» REQUIRED TASK: Gather up every line that includes the string "Paperboard".

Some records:

--- --- ---

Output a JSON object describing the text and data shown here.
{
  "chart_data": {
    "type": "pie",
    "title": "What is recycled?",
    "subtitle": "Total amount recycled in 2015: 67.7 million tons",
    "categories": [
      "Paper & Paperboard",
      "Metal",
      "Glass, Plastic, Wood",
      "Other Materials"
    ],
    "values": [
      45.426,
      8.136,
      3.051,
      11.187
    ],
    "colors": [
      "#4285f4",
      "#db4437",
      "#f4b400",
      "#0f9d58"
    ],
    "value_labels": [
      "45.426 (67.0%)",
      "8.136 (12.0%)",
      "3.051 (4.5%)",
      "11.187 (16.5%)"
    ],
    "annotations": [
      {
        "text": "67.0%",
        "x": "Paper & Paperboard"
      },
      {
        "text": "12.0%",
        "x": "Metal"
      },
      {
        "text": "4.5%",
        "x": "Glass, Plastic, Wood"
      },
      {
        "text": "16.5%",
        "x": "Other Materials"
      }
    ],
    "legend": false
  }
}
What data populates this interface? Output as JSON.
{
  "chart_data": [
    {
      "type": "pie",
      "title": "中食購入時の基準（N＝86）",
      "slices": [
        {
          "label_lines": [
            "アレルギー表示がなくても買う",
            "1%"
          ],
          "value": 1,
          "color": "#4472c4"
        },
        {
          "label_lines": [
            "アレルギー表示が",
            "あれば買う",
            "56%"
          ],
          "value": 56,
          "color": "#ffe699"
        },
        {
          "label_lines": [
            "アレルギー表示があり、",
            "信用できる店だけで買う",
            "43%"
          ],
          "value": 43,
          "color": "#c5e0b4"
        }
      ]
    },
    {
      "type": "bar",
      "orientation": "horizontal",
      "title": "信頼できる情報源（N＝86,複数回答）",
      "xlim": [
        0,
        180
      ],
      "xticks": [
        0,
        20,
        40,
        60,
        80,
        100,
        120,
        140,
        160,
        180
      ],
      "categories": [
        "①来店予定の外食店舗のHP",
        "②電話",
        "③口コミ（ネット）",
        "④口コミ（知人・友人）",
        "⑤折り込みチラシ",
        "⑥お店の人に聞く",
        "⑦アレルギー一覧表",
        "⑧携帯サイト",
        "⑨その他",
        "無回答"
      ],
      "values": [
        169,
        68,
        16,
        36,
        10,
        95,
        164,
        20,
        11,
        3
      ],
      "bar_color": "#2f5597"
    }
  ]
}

--- --- ---

» RESPONSE FOR THIS EXERCISE:
      "Paper & Paperboard",
        "x": "Paper & Paperboard"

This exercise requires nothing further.